Task to complete: Scan the records below for lines with the word "image", then state how many you find and nothing else.

Exercise material:
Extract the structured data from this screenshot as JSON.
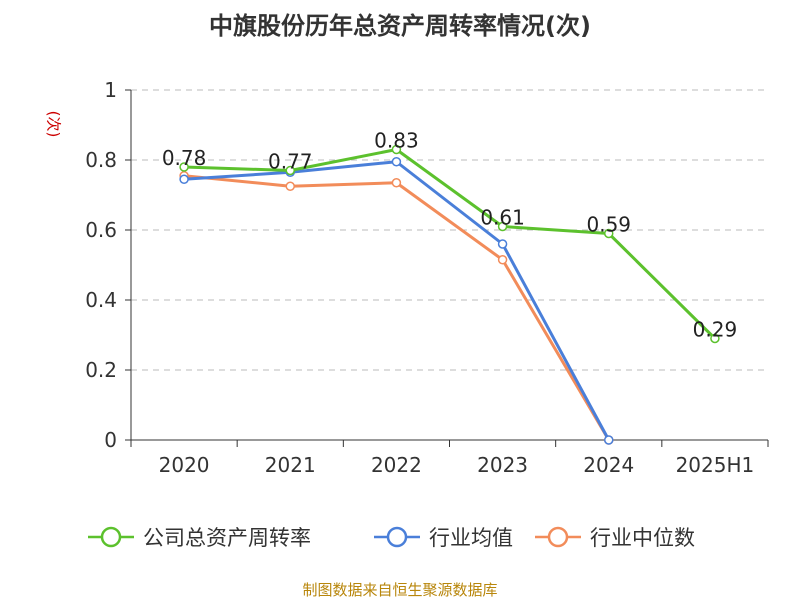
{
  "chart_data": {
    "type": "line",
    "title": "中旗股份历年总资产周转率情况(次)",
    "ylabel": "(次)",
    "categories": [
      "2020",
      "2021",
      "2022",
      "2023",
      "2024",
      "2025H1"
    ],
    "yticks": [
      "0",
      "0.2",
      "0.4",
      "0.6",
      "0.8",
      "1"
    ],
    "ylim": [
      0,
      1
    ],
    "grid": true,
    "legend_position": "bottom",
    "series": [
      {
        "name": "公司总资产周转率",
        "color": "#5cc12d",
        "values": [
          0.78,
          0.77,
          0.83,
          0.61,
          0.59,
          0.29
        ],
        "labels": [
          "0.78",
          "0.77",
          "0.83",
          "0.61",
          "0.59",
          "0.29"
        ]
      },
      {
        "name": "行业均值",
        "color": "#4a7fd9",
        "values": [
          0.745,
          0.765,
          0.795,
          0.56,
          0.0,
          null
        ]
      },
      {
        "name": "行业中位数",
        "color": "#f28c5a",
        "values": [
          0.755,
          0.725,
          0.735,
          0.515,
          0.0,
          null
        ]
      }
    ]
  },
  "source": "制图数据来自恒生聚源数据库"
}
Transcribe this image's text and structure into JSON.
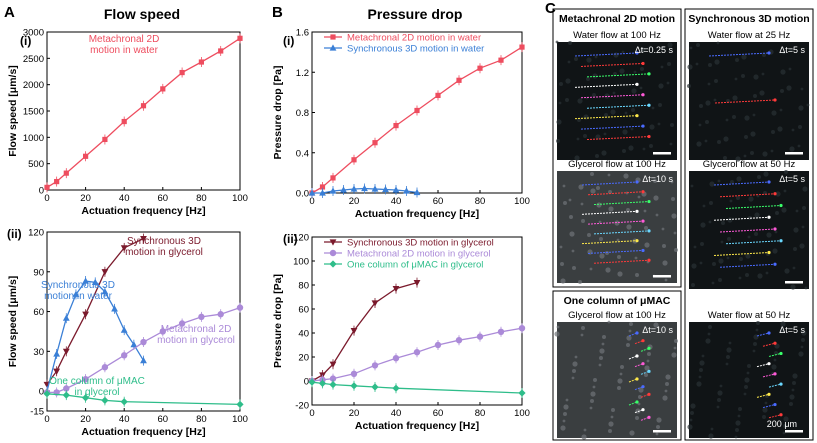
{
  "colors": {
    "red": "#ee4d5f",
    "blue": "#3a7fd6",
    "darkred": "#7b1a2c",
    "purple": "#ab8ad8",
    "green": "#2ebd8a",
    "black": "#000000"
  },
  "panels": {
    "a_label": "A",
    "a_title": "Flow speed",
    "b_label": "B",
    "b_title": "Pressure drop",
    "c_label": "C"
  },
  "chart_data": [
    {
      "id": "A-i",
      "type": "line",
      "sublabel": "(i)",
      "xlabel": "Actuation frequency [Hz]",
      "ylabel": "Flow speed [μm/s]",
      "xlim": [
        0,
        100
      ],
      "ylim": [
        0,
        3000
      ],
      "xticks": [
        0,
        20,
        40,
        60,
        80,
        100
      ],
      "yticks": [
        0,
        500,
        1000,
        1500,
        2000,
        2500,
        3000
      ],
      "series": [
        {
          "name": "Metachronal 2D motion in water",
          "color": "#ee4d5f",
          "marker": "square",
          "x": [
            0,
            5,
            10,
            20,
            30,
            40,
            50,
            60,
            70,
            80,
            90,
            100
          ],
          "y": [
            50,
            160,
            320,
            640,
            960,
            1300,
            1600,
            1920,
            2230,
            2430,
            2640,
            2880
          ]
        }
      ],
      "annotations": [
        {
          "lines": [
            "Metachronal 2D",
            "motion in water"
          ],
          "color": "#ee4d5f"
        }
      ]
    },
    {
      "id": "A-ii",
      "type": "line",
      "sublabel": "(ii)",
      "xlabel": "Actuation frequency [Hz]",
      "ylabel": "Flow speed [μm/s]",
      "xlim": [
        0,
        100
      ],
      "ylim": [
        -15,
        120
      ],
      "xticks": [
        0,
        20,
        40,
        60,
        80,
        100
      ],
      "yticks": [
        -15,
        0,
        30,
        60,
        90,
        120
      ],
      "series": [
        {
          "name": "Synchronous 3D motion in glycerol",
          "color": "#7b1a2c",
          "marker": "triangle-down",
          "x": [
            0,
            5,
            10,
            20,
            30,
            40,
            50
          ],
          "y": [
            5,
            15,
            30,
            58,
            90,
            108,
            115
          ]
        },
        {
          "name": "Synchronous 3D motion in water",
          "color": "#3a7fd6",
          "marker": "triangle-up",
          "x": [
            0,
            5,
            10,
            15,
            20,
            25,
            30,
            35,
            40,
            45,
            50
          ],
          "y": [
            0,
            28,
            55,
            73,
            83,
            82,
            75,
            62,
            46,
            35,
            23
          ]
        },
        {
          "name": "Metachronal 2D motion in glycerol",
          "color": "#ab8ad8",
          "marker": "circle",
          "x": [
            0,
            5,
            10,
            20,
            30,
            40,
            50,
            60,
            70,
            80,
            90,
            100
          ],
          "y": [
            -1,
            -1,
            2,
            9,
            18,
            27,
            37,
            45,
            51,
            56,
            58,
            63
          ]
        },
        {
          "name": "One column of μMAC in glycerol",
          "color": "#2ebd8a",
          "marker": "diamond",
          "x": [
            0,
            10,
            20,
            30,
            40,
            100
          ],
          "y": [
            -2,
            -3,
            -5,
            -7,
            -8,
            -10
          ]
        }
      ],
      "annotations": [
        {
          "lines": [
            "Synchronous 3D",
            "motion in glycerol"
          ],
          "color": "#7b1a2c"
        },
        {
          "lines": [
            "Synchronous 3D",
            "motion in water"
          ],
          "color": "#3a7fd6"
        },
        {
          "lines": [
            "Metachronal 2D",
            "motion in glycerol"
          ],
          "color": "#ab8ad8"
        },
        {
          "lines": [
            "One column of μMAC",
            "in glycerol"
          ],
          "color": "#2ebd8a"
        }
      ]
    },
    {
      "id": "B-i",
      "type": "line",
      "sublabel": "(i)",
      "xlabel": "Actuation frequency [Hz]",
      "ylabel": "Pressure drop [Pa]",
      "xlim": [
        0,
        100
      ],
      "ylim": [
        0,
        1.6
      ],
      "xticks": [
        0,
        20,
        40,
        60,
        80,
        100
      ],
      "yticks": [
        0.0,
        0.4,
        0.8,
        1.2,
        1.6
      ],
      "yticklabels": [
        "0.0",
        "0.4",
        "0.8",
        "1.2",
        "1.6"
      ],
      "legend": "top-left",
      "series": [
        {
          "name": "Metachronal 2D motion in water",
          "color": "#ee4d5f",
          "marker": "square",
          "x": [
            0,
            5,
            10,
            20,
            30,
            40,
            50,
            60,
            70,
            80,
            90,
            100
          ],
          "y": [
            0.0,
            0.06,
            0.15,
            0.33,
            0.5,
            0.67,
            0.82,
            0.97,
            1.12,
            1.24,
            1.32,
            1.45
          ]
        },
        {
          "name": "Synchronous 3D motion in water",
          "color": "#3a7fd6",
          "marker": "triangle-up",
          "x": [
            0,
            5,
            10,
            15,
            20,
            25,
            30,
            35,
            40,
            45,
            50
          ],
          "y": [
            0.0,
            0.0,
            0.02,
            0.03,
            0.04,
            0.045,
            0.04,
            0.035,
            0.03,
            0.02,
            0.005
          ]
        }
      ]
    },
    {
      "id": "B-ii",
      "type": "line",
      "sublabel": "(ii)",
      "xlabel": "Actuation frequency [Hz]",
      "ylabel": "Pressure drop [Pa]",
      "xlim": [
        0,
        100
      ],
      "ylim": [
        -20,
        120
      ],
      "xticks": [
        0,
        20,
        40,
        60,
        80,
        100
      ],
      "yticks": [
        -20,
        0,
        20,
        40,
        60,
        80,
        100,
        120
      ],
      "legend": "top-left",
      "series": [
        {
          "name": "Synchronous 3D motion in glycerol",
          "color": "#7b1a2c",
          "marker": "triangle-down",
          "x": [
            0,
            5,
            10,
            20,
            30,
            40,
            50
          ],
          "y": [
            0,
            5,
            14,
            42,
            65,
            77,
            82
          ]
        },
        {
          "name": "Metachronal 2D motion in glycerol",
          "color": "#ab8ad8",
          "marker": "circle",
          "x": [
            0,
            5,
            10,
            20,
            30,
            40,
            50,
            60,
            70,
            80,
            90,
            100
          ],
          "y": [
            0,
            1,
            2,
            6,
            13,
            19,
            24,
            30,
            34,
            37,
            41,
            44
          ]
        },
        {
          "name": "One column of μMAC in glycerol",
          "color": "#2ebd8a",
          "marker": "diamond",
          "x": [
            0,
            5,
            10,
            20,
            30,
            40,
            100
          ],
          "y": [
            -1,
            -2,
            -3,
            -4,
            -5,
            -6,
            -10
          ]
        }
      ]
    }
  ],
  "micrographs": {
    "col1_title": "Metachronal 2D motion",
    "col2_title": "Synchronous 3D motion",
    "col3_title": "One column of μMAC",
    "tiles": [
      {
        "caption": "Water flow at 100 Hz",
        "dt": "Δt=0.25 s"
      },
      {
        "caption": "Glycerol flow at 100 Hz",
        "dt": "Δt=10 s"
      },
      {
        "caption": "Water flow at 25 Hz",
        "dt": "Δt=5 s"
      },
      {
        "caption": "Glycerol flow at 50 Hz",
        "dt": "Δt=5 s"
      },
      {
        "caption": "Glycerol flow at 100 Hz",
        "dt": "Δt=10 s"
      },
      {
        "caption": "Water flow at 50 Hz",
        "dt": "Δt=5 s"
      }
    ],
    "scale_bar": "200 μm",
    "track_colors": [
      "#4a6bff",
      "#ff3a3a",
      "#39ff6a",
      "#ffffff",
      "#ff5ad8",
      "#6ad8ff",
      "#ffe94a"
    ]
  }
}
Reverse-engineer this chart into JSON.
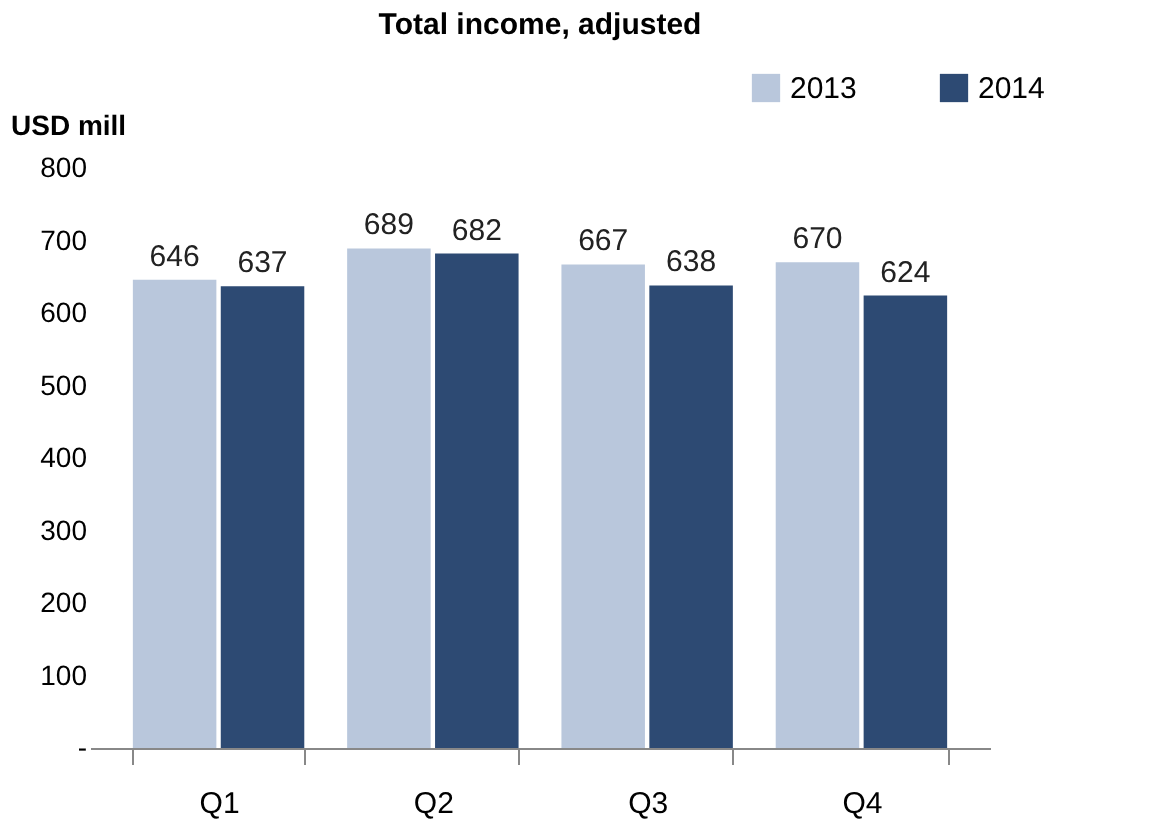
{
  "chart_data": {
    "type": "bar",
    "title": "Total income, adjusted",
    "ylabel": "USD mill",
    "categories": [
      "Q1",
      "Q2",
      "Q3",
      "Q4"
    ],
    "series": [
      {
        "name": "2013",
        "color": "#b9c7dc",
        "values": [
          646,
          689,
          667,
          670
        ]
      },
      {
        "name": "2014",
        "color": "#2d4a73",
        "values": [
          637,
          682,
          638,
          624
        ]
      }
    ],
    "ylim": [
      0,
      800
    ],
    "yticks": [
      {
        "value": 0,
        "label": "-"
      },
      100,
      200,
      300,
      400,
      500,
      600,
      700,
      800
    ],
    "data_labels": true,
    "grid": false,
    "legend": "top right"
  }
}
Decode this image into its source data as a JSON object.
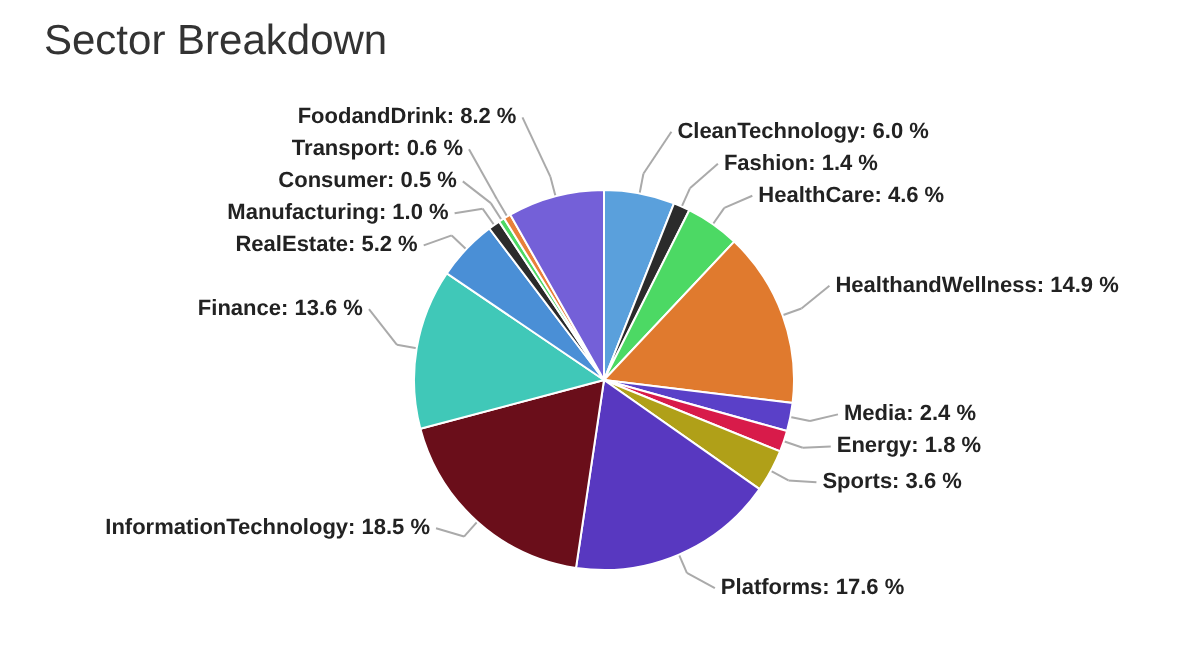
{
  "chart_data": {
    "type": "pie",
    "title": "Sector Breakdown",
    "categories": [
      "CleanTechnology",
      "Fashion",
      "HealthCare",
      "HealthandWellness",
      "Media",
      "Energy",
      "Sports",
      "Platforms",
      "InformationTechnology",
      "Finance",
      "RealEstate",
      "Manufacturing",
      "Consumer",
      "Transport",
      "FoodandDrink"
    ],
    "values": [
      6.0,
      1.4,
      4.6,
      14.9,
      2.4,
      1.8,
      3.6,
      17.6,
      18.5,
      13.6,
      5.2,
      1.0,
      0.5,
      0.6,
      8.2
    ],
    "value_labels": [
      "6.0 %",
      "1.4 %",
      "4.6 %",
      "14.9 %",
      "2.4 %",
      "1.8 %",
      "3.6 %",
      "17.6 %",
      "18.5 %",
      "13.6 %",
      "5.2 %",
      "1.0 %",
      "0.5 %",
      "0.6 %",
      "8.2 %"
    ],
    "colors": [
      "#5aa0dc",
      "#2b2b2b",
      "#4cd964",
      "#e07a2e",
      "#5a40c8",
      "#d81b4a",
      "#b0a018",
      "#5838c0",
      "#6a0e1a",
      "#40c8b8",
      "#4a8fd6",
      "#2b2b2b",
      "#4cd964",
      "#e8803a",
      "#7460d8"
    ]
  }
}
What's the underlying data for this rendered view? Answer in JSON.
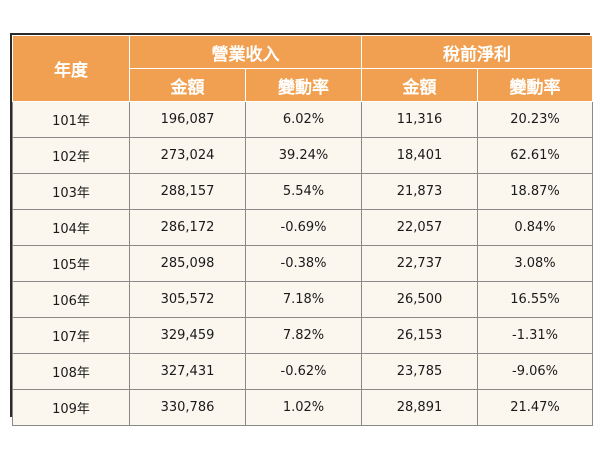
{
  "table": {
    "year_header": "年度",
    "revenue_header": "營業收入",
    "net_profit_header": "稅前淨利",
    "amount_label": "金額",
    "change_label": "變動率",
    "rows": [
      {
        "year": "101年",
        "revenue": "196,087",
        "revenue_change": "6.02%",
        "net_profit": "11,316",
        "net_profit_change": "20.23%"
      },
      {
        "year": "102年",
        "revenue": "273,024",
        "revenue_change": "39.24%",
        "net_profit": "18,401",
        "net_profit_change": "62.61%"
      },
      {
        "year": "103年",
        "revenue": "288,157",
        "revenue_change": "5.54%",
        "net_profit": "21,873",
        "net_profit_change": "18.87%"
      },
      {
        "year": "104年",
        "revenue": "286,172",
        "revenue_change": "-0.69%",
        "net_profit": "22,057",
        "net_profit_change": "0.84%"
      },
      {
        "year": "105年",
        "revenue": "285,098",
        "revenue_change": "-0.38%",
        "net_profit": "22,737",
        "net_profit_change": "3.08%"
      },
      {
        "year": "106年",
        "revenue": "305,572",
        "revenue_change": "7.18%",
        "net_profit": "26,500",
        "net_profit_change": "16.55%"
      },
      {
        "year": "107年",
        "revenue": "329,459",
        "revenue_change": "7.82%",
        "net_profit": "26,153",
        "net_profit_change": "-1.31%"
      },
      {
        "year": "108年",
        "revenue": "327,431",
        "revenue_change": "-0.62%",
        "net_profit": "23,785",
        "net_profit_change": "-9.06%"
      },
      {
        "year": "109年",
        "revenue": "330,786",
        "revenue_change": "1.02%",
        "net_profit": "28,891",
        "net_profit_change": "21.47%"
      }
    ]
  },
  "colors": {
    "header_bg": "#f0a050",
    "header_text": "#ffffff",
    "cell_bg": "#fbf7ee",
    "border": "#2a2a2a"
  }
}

Task result: 2